↓↓↓
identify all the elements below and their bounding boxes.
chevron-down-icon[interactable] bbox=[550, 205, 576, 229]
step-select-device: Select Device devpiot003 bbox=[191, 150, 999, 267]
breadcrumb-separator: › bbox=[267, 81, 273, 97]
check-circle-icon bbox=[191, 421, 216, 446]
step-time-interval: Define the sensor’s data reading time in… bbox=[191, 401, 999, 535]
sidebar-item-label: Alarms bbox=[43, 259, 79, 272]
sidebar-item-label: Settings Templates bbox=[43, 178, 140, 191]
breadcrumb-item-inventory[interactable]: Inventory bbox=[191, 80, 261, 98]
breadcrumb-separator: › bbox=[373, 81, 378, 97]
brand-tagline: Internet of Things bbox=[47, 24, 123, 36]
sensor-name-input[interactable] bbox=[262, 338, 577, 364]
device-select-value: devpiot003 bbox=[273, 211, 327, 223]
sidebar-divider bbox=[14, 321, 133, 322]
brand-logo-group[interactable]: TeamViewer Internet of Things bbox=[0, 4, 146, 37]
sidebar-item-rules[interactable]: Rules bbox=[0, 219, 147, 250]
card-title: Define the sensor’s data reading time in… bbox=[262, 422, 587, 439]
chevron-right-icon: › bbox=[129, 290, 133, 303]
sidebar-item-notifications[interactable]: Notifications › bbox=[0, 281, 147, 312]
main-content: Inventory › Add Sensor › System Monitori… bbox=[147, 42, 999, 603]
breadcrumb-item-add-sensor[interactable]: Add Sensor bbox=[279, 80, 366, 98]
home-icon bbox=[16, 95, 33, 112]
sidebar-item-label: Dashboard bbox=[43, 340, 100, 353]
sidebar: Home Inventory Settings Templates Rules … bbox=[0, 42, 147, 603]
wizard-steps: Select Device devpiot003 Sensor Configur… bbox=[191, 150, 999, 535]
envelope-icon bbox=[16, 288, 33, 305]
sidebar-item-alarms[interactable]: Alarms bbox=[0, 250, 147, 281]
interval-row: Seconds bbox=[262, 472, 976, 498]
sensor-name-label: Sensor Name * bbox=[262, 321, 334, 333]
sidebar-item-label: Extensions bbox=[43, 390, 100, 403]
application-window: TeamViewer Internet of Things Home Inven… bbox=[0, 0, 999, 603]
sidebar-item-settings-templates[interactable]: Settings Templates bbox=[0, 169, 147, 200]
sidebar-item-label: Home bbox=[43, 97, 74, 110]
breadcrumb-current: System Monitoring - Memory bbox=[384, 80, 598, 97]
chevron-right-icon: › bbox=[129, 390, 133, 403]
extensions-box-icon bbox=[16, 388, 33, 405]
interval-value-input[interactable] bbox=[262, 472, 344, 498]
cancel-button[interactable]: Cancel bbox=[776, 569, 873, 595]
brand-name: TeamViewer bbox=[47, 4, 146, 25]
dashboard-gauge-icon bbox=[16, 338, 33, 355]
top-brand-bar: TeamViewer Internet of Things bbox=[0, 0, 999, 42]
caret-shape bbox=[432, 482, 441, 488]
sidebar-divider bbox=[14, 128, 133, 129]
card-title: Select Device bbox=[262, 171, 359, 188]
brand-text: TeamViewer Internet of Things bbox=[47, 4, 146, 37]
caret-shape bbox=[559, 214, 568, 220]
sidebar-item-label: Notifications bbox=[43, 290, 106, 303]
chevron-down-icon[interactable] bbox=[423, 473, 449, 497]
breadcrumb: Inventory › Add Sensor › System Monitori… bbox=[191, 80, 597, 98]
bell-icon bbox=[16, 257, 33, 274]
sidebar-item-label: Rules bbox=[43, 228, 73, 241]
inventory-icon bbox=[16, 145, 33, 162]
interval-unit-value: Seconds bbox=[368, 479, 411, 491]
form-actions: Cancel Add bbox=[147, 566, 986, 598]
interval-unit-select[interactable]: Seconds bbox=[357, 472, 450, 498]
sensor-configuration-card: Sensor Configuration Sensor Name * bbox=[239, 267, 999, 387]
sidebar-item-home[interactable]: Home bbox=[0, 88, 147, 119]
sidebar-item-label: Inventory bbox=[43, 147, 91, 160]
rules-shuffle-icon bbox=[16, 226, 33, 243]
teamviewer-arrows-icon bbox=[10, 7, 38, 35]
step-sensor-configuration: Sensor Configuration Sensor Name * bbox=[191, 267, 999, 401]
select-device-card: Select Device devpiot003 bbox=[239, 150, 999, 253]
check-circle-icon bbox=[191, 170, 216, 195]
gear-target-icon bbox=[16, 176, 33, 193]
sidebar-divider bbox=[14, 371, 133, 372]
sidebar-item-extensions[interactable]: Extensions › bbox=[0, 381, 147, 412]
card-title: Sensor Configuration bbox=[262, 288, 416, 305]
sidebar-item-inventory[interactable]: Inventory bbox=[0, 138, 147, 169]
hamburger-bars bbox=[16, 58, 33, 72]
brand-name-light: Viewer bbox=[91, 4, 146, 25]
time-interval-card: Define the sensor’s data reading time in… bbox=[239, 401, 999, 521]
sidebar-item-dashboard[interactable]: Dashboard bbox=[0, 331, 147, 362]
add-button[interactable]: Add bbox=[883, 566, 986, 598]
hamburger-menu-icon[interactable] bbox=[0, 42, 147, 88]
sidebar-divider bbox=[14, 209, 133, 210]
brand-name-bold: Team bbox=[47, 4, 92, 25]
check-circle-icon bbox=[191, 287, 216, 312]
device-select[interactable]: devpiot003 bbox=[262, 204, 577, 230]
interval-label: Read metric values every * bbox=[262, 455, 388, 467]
↑↑↑
↓↓↓
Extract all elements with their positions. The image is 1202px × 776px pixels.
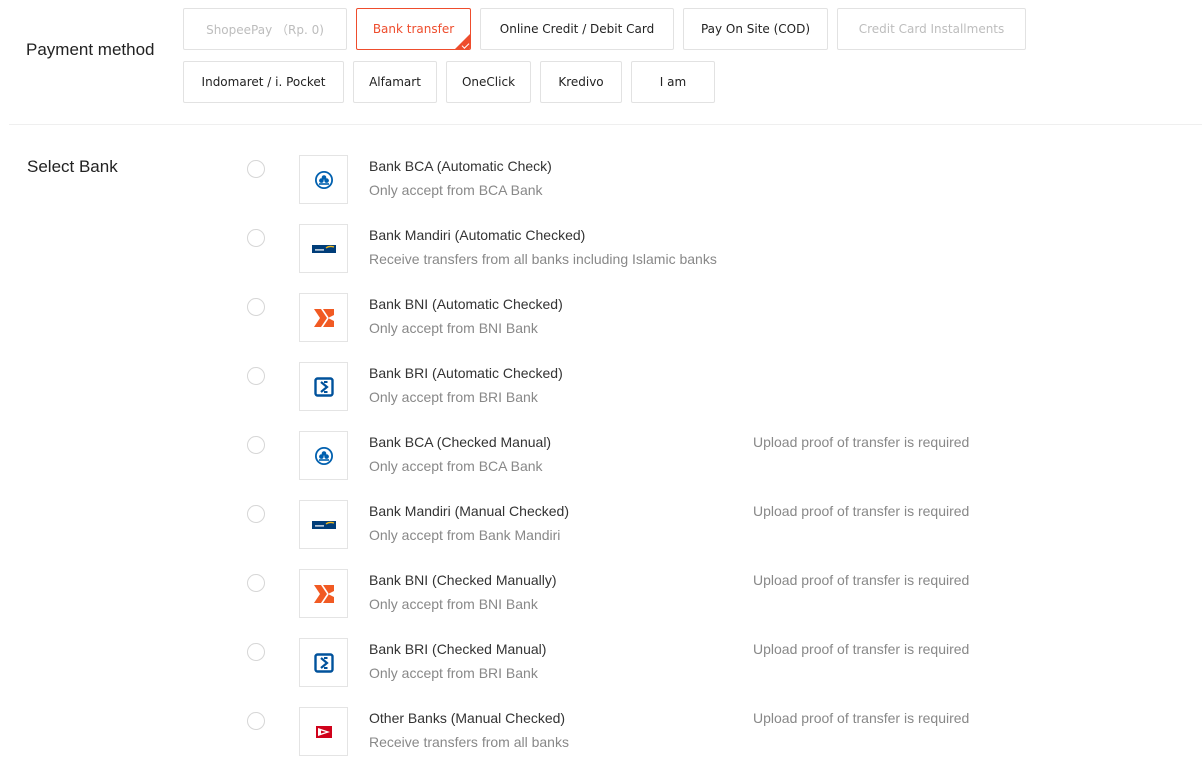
↑↑↑
↓↓↓
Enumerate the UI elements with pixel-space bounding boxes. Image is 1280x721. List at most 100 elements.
↑↑↑
Zu erledigen =
Schreibe die Zeilen von der Zeile mit „identify all the“ bis einschließlich der Zeile mit „sidebar-item-rules[interactable]: Rules bbox=[0, 219, 147, 250]“ Zeichen für Zeichen ab.

Erwartete Antwort =
identify all the elements below and their bounding boxes.
chevron-down-icon[interactable] bbox=[550, 205, 576, 229]
step-select-device: Select Device devpiot003 bbox=[191, 150, 999, 267]
breadcrumb-separator: › bbox=[267, 81, 273, 97]
check-circle-icon bbox=[191, 421, 216, 446]
step-time-interval: Define the sensor’s data reading time in… bbox=[191, 401, 999, 535]
sidebar-item-label: Alarms bbox=[43, 259, 79, 272]
sidebar-item-label: Settings Templates bbox=[43, 178, 140, 191]
breadcrumb-item-inventory[interactable]: Inventory bbox=[191, 80, 261, 98]
breadcrumb-separator: › bbox=[373, 81, 378, 97]
brand-tagline: Internet of Things bbox=[47, 24, 123, 36]
sensor-name-input[interactable] bbox=[262, 338, 577, 364]
device-select-value: devpiot003 bbox=[273, 211, 327, 223]
sidebar-divider bbox=[14, 321, 133, 322]
brand-logo-group[interactable]: TeamViewer Internet of Things bbox=[0, 4, 146, 37]
sidebar-item-rules[interactable]: Rules bbox=[0, 219, 147, 250]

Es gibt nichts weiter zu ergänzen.